§ To be done:
Your task is to output all the records below, word for word.

§ Data shown:
━━━━━━━━━━━━━━━━━━━━━━━━━━━━━━
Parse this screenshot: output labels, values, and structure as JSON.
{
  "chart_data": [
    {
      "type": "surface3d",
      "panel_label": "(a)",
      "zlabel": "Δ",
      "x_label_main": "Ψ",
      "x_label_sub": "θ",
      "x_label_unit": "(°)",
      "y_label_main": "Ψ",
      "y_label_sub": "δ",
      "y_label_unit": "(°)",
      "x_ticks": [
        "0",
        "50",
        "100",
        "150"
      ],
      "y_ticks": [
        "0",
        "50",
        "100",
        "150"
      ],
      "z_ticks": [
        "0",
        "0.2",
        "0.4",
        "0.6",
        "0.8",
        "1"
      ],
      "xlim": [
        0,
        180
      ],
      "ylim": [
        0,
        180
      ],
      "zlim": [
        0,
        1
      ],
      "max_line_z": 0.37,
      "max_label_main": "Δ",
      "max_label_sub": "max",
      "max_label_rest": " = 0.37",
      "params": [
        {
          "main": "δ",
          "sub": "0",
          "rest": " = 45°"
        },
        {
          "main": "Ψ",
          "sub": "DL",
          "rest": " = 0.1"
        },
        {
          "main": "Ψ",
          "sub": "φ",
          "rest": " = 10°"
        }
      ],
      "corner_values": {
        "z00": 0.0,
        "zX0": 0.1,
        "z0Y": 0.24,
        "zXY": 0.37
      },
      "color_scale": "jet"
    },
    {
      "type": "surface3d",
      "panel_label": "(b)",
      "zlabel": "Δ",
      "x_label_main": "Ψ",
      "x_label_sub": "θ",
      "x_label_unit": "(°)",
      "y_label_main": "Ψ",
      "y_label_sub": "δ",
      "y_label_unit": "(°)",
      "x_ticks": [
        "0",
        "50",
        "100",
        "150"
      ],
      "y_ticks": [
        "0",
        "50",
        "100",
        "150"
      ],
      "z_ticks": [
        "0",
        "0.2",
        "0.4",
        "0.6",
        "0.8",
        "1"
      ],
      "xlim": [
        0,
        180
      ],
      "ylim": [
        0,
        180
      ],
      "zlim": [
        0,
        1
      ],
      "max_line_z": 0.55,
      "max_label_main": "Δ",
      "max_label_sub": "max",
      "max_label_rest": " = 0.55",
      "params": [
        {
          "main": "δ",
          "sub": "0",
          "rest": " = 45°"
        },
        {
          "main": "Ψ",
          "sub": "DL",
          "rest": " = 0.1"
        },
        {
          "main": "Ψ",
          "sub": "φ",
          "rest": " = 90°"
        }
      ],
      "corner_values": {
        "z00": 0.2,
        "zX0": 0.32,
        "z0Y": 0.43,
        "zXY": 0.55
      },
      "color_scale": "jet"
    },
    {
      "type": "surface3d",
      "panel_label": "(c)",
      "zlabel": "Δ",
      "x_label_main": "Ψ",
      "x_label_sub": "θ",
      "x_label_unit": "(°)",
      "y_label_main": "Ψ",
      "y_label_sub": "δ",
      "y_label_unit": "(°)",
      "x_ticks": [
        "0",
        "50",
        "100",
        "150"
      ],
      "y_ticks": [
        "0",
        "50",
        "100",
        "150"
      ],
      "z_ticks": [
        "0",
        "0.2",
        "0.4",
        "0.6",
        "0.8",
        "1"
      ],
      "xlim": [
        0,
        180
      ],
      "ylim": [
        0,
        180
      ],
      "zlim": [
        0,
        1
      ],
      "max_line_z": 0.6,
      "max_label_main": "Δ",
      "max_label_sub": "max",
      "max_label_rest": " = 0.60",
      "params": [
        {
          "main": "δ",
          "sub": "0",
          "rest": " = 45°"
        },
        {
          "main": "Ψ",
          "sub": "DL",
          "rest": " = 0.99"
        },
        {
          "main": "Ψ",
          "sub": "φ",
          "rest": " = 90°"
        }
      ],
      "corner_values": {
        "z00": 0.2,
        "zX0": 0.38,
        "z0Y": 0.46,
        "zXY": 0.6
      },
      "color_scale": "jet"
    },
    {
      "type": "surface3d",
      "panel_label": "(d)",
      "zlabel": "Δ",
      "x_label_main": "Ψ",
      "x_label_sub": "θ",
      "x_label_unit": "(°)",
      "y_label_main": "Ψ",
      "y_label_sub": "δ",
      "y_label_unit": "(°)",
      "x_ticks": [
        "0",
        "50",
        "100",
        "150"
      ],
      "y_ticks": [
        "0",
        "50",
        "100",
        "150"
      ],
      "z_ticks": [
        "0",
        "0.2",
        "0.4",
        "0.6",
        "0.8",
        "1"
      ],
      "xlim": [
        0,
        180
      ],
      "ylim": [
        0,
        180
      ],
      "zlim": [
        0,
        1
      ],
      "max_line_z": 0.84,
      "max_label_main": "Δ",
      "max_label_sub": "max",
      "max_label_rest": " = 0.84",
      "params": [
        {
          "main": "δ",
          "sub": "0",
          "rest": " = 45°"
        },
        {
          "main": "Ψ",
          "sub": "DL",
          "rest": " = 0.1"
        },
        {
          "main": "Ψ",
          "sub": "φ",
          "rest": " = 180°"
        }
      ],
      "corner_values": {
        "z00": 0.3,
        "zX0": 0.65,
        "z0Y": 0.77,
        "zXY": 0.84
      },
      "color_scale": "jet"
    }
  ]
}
━━━━━━━━━━━━━━━━━━━━━━━━━━━━━━
§ Exercise answer:
Parse this screenshot: output labels, values, and structure as JSON.
{
  "chart_data": [
    {
      "type": "surface3d",
      "panel_label": "(a)",
      "zlabel": "Δ",
      "x_label_main": "Ψ",
      "x_label_sub": "θ",
      "x_label_unit": "(°)",
      "y_label_main": "Ψ",
      "y_label_sub": "δ",
      "y_label_unit": "(°)",
      "x_ticks": [
        "0",
        "50",
        "100",
        "150"
      ],
      "y_ticks": [
        "0",
        "50",
        "100",
        "150"
      ],
      "z_ticks": [
        "0",
        "0.2",
        "0.4",
        "0.6",
        "0.8",
        "1"
      ],
      "xlim": [
        0,
        180
      ],
      "ylim": [
        0,
        180
      ],
      "zlim": [
        0,
        1
      ],
      "max_line_z": 0.37,
      "max_label_main": "Δ",
      "max_label_sub": "max",
      "max_label_rest": " = 0.37",
      "params": [
        {
          "main": "δ",
          "sub": "0",
          "rest": " = 45°"
        },
        {
          "main": "Ψ",
          "sub": "DL",
          "rest": " = 0.1"
        },
        {
          "main": "Ψ",
          "sub": "φ",
          "rest": " = 10°"
        }
      ],
      "corner_values": {
        "z00": 0.0,
        "zX0": 0.1,
        "z0Y": 0.24,
        "zXY": 0.37
      },
      "color_scale": "jet"
    },
    {
      "type": "surface3d",
      "panel_label": "(b)",
      "zlabel": "Δ",
      "x_label_main": "Ψ",
      "x_label_sub": "θ",
      "x_label_unit": "(°)",
      "y_label_main": "Ψ",
      "y_label_sub": "δ",
      "y_label_unit": "(°)",
      "x_ticks": [
        "0",
        "50",
        "100",
        "150"
      ],
      "y_ticks": [
        "0",
        "50",
        "100",
        "150"
      ],
      "z_ticks": [
        "0",
        "0.2",
        "0.4",
        "0.6",
        "0.8",
        "1"
      ],
      "xlim": [
        0,
        180
      ],
      "ylim": [
        0,
        180
      ],
      "zlim": [
        0,
        1
      ],
      "max_line_z": 0.55,
      "max_label_main": "Δ",
      "max_label_sub": "max",
      "max_label_rest": " = 0.55",
      "params": [
        {
          "main": "δ",
          "sub": "0",
          "rest": " = 45°"
        },
        {
          "main": "Ψ",
          "sub": "DL",
          "rest": " = 0.1"
        },
        {
          "main": "Ψ",
          "sub": "φ",
          "rest": " = 90°"
        }
      ],
      "corner_values": {
        "z00": 0.2,
        "zX0": 0.32,
        "z0Y": 0.43,
        "zXY": 0.55
      },
      "color_scale": "jet"
    },
    {
      "type": "surface3d",
      "panel_label": "(c)",
      "zlabel": "Δ",
      "x_label_main": "Ψ",
      "x_label_sub": "θ",
      "x_label_unit": "(°)",
      "y_label_main": "Ψ",
      "y_label_sub": "δ",
      "y_label_unit": "(°)",
      "x_ticks": [
        "0",
        "50",
        "100",
        "150"
      ],
      "y_ticks": [
        "0",
        "50",
        "100",
        "150"
      ],
      "z_ticks": [
        "0",
        "0.2",
        "0.4",
        "0.6",
        "0.8",
        "1"
      ],
      "xlim": [
        0,
        180
      ],
      "ylim": [
        0,
        180
      ],
      "zlim": [
        0,
        1
      ],
      "max_line_z": 0.6,
      "max_label_main": "Δ",
      "max_label_sub": "max",
      "max_label_rest": " = 0.60",
      "params": [
        {
          "main": "δ",
          "sub": "0",
          "rest": " = 45°"
        },
        {
          "main": "Ψ",
          "sub": "DL",
          "rest": " = 0.99"
        },
        {
          "main": "Ψ",
          "sub": "φ",
          "rest": " = 90°"
        }
      ],
      "corner_values": {
        "z00": 0.2,
        "zX0": 0.38,
        "z0Y": 0.46,
        "zXY": 0.6
      },
      "color_scale": "jet"
    },
    {
      "type": "surface3d",
      "panel_label": "(d)",
      "zlabel": "Δ",
      "x_label_main": "Ψ",
      "x_label_sub": "θ",
      "x_label_unit": "(°)",
      "y_label_main": "Ψ",
      "y_label_sub": "δ",
      "y_label_unit": "(°)",
      "x_ticks": [
        "0",
        "50",
        "100",
        "150"
      ],
      "y_ticks": [
        "0",
        "50",
        "100",
        "150"
      ],
      "z_ticks": [
        "0",
        "0.2",
        "0.4",
        "0.6",
        "0.8",
        "1"
      ],
      "xlim": [
        0,
        180
      ],
      "ylim": [
        0,
        180
      ],
      "zlim": [
        0,
        1
      ],
      "max_line_z": 0.84,
      "max_label_main": "Δ",
      "max_label_sub": "max",
      "max_label_rest": " = 0.84",
      "params": [
        {
          "main": "δ",
          "sub": "0",
          "rest": " = 45°"
        },
        {
          "main": "Ψ",
          "sub": "DL",
          "rest": " = 0.1"
        },
        {
          "main": "Ψ",
          "sub": "φ",
          "rest": " = 180°"
        }
      ],
      "corner_values": {
        "z00": 0.3,
        "zX0": 0.65,
        "z0Y": 0.77,
        "zXY": 0.84
      },
      "color_scale": "jet"
    }
  ]
}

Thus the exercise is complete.